TASK INSTRUCTIONS
Look through the material below for "structured". Copy every line that contains it.

Items from a dataset

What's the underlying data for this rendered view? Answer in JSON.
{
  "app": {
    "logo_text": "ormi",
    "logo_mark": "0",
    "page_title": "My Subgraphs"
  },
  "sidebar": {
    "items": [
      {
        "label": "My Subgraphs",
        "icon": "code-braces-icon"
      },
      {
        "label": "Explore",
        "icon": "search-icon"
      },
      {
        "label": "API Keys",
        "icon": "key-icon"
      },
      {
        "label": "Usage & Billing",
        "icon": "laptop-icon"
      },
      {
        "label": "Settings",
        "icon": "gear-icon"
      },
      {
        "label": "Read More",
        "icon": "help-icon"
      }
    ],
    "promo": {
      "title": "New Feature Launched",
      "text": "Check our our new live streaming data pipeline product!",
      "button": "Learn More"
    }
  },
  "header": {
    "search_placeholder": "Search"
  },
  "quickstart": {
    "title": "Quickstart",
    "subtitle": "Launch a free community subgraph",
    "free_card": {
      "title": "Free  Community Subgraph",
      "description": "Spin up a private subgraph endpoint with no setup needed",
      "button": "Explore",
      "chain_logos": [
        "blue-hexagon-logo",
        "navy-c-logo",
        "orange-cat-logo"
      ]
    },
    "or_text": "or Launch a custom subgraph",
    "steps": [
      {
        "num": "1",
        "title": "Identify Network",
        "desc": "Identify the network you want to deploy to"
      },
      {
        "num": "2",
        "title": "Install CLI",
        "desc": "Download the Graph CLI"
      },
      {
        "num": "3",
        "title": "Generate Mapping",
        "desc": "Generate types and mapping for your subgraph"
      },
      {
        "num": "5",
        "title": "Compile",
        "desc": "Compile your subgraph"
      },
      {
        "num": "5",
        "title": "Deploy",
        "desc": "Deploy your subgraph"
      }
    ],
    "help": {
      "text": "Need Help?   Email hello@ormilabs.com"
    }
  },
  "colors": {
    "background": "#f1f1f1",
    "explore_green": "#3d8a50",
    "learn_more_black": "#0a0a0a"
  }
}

* * *

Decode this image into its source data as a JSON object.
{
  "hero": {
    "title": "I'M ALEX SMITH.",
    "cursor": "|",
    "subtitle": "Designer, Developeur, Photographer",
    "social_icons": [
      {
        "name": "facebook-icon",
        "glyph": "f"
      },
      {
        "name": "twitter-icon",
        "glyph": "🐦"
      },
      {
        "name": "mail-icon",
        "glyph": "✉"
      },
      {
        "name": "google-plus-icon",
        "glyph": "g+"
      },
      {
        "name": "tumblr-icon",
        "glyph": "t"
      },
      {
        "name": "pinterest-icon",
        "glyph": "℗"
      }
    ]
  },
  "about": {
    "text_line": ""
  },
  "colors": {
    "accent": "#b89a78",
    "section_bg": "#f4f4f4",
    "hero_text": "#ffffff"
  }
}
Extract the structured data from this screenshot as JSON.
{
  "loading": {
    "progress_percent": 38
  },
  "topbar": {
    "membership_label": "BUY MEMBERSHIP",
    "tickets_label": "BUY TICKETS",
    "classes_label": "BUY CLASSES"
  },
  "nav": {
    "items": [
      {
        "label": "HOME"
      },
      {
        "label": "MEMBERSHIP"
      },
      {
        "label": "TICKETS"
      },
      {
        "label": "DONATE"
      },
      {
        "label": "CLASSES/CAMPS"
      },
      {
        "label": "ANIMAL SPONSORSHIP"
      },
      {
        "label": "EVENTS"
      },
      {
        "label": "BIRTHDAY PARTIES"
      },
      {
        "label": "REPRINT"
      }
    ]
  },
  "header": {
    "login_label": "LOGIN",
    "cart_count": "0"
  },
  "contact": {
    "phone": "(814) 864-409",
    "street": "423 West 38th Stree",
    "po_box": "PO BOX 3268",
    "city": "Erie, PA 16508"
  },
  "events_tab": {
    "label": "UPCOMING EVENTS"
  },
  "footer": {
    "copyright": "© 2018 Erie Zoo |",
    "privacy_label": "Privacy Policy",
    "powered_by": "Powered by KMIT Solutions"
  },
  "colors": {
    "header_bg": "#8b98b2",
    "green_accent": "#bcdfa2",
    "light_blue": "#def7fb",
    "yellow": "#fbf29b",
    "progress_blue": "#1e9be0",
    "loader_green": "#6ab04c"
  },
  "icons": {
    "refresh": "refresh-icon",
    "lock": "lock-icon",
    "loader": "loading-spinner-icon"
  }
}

* * *

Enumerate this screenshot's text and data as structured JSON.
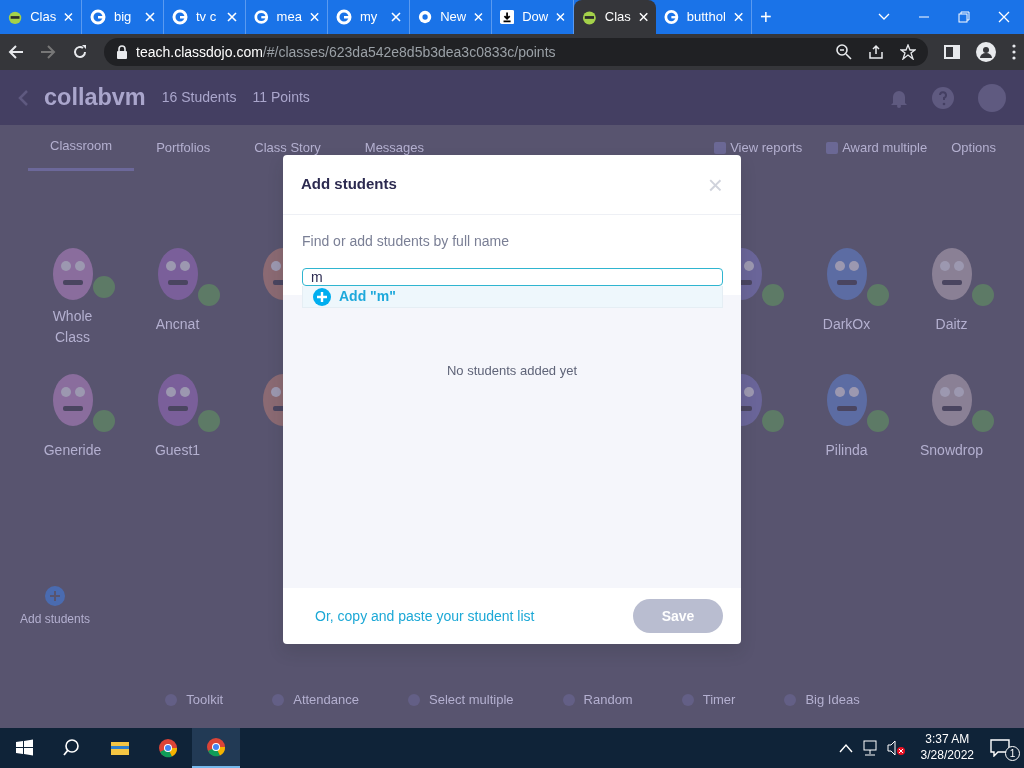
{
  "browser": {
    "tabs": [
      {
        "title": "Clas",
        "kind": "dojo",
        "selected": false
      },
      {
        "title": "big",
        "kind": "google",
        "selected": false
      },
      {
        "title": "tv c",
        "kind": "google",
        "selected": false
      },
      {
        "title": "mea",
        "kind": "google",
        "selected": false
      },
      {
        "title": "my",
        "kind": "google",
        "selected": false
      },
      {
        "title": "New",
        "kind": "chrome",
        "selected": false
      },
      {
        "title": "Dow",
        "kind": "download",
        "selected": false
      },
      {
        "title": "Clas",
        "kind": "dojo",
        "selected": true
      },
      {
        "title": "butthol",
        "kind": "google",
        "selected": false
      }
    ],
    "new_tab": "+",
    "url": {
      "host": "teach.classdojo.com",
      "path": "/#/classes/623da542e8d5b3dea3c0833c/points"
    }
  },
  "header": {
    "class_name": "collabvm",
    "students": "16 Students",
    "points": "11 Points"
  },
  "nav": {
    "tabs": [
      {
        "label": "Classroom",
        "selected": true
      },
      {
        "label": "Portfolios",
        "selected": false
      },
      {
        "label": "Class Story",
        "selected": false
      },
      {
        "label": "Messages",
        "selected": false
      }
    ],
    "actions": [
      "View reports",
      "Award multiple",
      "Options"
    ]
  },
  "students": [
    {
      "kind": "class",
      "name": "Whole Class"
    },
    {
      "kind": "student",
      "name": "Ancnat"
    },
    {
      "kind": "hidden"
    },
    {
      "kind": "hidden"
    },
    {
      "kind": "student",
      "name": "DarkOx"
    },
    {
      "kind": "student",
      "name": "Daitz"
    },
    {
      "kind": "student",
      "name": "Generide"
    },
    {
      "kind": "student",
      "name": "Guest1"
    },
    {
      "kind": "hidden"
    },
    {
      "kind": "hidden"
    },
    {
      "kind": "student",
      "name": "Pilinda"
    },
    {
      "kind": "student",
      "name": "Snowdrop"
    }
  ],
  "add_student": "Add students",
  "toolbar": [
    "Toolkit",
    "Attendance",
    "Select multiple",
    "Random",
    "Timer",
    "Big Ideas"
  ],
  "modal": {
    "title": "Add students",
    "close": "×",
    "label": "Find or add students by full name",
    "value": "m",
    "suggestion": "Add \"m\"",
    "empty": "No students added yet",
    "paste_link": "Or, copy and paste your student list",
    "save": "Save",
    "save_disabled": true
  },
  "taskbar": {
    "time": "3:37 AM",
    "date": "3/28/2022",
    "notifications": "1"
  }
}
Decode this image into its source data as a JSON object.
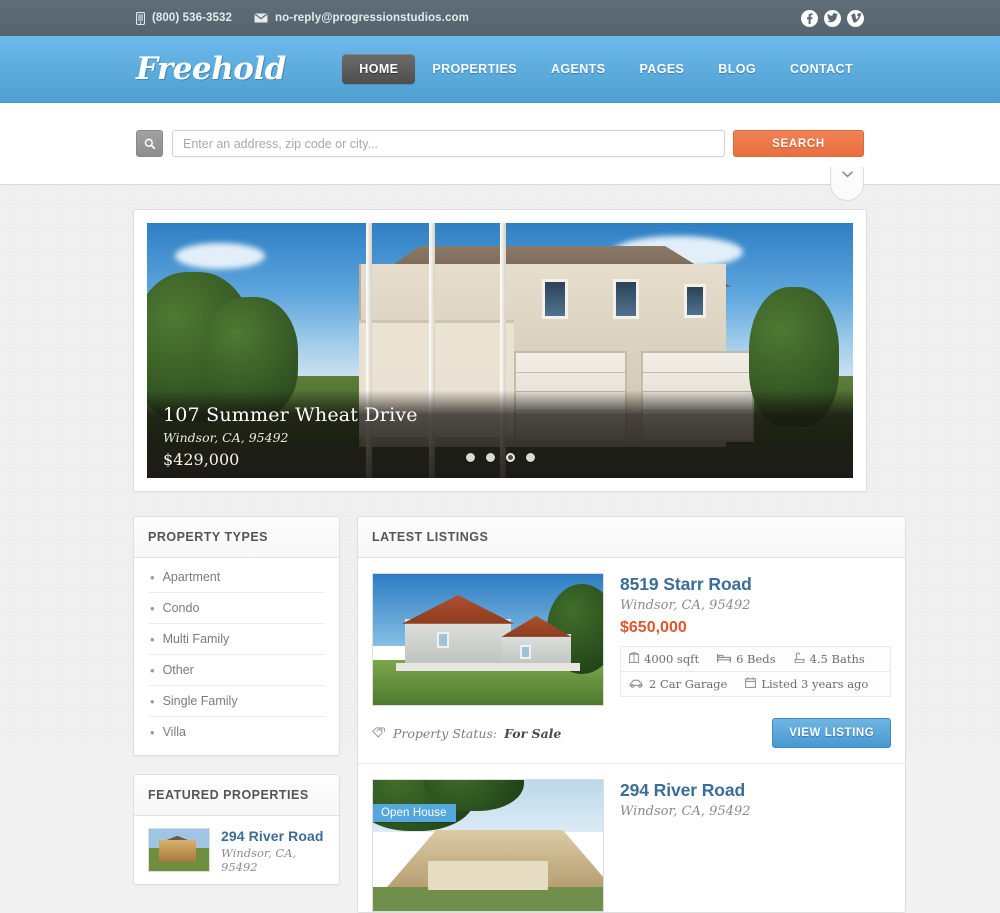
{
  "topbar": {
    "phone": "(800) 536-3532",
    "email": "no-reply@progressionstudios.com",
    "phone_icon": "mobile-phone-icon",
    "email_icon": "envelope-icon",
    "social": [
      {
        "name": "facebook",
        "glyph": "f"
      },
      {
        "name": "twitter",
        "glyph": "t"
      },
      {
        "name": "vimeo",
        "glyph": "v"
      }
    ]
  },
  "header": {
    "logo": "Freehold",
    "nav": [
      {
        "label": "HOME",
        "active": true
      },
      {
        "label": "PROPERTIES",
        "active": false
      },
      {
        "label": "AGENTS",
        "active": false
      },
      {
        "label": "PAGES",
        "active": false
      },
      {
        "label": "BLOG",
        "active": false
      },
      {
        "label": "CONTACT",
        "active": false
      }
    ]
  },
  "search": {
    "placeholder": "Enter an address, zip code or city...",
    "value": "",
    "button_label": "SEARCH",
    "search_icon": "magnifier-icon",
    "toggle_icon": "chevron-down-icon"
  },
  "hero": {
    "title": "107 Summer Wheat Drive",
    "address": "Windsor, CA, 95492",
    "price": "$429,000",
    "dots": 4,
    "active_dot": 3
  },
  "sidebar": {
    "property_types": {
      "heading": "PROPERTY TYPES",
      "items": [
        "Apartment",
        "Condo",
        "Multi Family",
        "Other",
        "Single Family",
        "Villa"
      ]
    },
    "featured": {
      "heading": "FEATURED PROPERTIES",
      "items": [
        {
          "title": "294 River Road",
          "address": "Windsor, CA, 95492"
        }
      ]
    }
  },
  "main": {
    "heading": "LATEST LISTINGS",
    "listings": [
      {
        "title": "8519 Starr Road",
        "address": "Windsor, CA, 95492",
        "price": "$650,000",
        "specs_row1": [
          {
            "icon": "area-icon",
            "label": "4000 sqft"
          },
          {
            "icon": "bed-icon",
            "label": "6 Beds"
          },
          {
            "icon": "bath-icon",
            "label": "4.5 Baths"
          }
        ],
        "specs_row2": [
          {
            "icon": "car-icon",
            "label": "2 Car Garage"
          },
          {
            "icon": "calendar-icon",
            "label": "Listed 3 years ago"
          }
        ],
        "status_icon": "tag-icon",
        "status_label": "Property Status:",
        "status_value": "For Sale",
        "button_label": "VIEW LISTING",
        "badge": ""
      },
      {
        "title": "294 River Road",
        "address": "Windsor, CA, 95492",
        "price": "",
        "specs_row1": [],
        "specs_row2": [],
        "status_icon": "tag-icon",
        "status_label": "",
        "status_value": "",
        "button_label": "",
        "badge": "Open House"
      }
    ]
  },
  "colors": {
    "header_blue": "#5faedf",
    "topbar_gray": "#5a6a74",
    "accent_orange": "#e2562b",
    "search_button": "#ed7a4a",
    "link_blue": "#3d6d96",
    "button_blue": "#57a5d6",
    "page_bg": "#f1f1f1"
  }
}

OUTPUT FOR THIS EXERCISE
Extract the structured data from this screenshot as JSON.
Enumerate this screenshot's text and data as structured JSON.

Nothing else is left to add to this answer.